→ **Instruction**: Reply with one number: the count of lines in the records below that hold "ndof".

□ □ □

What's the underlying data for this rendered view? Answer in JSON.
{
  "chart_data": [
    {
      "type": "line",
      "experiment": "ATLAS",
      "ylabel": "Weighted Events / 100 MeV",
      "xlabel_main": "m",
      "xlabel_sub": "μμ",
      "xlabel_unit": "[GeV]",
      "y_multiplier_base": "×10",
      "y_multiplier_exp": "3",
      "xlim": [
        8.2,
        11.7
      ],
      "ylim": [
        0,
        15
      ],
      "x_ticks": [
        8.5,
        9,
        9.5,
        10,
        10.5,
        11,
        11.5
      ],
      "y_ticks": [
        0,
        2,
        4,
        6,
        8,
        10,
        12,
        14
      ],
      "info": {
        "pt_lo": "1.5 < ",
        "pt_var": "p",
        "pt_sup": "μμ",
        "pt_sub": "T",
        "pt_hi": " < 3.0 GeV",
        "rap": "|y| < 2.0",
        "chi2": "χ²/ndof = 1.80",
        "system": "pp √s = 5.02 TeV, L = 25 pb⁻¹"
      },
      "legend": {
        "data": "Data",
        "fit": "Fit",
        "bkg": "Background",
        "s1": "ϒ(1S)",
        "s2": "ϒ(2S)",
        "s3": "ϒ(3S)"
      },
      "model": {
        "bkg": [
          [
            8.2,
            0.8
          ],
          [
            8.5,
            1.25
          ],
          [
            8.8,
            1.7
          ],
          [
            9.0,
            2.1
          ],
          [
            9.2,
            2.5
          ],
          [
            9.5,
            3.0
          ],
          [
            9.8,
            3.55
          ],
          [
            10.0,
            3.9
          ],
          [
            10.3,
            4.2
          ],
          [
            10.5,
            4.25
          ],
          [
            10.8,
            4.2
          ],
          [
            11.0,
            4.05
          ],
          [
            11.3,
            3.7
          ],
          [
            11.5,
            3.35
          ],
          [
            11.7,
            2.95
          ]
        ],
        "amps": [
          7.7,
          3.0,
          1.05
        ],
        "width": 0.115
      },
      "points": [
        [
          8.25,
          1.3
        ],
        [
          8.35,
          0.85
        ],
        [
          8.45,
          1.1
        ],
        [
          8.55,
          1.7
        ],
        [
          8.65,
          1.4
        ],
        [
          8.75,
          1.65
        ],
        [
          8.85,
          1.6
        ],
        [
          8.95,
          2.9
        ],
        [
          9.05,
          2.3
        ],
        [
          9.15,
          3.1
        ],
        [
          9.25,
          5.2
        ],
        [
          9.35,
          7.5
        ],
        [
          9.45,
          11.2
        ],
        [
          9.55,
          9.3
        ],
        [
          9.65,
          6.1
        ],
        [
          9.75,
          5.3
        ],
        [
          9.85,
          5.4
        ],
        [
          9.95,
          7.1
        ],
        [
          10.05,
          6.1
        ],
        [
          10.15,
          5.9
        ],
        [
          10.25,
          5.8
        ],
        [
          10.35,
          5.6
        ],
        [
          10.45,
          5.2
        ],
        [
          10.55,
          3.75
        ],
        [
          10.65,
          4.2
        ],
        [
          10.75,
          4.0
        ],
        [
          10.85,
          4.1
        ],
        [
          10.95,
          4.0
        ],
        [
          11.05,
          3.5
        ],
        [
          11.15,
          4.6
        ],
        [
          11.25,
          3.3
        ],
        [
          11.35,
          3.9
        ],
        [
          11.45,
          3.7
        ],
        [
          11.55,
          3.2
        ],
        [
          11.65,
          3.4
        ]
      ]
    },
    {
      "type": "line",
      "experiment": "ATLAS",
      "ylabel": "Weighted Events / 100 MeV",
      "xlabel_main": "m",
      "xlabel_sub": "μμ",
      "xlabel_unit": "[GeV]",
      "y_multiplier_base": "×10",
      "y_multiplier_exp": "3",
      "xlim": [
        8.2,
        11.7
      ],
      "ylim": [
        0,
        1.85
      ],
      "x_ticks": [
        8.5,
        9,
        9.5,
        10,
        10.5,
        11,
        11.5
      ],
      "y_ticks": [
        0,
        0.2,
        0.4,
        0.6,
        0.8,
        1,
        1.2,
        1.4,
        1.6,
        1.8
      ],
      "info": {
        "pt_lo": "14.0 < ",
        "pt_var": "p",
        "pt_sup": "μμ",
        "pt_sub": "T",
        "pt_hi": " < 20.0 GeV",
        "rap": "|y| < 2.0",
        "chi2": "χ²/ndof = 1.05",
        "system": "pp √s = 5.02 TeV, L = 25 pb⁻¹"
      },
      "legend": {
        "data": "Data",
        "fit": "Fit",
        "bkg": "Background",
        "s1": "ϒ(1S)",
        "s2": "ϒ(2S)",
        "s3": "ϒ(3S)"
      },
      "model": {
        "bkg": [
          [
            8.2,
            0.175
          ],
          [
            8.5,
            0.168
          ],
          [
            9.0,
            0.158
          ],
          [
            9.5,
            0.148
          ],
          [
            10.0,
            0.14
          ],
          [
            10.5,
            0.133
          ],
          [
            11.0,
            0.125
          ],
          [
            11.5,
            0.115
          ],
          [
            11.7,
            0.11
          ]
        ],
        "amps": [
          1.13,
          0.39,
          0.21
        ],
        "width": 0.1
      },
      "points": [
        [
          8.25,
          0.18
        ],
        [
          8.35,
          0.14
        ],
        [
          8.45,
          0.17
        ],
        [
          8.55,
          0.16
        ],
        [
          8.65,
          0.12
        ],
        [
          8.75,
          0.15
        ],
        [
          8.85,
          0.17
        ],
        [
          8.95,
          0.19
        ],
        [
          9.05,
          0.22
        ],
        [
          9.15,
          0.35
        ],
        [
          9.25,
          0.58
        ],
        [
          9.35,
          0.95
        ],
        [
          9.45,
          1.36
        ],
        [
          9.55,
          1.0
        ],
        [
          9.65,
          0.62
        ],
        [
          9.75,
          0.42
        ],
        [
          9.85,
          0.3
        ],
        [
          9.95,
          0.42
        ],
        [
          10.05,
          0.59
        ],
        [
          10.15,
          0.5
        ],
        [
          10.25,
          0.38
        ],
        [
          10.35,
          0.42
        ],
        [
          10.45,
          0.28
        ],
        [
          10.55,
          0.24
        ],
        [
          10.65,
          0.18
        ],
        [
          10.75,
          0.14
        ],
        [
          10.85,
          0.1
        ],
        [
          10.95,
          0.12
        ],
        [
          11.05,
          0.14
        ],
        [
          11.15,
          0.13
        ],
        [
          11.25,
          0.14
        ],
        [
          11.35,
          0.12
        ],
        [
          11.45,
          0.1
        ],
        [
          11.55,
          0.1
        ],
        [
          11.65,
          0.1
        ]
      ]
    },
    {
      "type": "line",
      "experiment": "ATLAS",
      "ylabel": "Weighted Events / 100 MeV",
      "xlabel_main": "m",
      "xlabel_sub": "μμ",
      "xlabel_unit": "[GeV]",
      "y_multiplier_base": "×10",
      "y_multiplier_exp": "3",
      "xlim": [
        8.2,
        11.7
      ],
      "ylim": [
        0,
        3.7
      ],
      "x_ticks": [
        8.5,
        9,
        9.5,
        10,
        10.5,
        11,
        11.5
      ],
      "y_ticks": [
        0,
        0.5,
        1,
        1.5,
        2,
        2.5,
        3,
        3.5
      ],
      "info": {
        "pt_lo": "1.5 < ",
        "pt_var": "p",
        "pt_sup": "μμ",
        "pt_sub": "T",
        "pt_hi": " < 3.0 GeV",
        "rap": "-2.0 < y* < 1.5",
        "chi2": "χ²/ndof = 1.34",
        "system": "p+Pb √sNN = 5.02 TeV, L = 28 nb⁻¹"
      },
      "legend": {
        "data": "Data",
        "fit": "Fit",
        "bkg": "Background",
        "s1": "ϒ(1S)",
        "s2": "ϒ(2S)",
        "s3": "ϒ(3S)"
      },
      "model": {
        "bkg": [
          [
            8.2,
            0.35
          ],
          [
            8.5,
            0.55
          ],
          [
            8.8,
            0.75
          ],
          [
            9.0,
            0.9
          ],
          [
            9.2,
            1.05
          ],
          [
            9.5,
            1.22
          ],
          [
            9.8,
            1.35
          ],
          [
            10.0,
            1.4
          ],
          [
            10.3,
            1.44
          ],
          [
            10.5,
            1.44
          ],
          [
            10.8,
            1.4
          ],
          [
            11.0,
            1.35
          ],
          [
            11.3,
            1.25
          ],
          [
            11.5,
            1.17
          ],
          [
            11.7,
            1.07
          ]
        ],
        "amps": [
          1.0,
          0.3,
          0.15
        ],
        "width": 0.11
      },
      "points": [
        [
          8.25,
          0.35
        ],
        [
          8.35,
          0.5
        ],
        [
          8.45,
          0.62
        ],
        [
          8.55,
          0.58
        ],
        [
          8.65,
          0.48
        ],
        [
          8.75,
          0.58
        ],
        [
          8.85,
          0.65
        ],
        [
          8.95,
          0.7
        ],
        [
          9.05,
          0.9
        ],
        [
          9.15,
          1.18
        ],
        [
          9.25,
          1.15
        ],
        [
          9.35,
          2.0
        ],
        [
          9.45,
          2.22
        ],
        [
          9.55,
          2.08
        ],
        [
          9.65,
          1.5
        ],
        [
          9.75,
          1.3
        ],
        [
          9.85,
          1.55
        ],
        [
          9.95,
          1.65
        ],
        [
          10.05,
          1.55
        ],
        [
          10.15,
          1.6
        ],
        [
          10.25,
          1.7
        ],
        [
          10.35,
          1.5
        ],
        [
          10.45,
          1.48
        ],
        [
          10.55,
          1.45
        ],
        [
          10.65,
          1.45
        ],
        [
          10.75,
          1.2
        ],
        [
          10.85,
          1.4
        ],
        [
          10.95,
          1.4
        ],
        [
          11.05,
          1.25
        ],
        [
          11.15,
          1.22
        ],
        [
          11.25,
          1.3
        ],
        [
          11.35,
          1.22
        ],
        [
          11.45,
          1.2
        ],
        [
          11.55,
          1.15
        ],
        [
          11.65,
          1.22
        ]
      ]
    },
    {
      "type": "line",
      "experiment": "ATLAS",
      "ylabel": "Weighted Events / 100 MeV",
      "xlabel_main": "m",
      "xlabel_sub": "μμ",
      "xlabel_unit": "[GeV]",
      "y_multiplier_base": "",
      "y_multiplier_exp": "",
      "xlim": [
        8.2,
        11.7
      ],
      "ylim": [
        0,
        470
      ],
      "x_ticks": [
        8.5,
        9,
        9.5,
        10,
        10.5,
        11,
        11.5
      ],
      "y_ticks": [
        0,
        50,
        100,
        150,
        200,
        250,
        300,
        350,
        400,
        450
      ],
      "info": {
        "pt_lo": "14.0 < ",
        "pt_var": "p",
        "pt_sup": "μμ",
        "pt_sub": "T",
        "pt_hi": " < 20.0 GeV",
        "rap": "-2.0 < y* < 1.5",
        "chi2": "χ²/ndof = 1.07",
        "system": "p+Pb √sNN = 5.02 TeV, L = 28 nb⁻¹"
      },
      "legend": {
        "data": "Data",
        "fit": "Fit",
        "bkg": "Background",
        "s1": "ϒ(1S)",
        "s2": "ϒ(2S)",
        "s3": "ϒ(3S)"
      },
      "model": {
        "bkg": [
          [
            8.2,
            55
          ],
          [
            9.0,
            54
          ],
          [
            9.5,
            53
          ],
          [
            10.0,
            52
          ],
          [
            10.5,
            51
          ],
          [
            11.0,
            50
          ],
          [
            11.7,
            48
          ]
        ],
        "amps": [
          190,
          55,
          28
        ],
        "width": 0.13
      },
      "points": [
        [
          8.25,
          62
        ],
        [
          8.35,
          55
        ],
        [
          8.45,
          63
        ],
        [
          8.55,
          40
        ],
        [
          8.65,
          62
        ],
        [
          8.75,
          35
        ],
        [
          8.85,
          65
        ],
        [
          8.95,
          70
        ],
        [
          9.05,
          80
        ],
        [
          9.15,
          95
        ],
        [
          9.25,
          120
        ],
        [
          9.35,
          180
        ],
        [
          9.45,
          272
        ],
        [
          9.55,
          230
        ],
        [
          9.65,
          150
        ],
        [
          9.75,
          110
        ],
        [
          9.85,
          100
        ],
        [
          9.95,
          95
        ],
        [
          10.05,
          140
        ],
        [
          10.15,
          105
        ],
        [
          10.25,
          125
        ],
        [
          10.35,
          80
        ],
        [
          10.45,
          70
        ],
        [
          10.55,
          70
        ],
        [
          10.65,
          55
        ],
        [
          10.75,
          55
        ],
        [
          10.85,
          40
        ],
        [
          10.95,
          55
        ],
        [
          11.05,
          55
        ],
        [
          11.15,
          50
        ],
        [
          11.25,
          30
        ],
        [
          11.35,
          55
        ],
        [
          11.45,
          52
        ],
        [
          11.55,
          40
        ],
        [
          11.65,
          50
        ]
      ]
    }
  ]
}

□ □ □

→ **Written solution**: 4